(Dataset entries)

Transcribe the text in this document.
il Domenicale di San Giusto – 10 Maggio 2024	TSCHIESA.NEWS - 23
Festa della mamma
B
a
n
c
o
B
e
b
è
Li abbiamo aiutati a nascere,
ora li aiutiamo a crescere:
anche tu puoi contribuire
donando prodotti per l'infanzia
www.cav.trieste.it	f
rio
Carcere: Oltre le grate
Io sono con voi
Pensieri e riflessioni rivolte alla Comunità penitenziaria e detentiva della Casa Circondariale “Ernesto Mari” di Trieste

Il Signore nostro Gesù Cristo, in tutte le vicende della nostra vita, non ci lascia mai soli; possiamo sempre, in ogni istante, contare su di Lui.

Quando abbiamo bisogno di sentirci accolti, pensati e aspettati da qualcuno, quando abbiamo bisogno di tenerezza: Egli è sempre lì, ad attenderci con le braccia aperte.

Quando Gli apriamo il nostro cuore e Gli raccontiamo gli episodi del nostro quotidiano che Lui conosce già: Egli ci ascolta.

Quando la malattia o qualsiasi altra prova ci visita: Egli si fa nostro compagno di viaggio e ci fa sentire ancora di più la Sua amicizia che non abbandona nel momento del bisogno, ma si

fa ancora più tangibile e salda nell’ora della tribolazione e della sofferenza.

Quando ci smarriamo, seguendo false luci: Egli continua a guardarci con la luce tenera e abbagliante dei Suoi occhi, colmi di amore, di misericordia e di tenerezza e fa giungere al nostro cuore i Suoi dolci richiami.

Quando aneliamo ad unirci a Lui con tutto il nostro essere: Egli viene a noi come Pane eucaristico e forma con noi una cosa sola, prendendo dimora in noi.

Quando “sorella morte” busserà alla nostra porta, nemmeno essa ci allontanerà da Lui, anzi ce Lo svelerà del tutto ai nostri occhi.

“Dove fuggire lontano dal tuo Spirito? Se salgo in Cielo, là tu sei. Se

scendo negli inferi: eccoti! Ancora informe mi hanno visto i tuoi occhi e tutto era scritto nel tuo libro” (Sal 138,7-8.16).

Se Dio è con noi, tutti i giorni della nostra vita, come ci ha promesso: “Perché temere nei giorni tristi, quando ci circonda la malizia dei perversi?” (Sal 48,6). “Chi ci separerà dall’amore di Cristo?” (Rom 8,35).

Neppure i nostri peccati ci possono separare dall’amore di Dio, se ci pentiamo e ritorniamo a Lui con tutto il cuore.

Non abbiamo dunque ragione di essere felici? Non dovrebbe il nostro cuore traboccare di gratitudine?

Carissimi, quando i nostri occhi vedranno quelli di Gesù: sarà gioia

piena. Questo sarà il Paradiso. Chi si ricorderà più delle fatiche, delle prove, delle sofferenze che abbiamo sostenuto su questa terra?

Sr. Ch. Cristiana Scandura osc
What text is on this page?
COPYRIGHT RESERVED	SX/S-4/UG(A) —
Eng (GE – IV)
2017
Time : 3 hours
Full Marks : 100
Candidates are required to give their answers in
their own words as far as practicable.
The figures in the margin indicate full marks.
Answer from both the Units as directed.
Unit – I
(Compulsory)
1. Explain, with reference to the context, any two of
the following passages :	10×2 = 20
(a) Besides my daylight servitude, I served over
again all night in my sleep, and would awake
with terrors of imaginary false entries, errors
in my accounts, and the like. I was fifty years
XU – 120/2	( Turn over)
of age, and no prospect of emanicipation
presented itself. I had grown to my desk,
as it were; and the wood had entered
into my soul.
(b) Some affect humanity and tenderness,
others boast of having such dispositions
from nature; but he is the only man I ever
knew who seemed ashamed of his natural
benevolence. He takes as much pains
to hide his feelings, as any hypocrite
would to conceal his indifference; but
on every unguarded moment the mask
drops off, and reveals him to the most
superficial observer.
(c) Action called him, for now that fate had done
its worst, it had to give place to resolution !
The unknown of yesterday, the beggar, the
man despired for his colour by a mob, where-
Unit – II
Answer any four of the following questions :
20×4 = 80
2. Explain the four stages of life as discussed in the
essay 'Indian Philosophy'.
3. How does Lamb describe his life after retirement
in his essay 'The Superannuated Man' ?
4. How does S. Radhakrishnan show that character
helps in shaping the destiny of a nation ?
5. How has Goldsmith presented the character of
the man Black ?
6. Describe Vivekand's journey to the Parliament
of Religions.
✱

*What needs to be done*
Work through the data and report how many of its lines hold the word "bisogno", giving only the figure.

*Response below*
2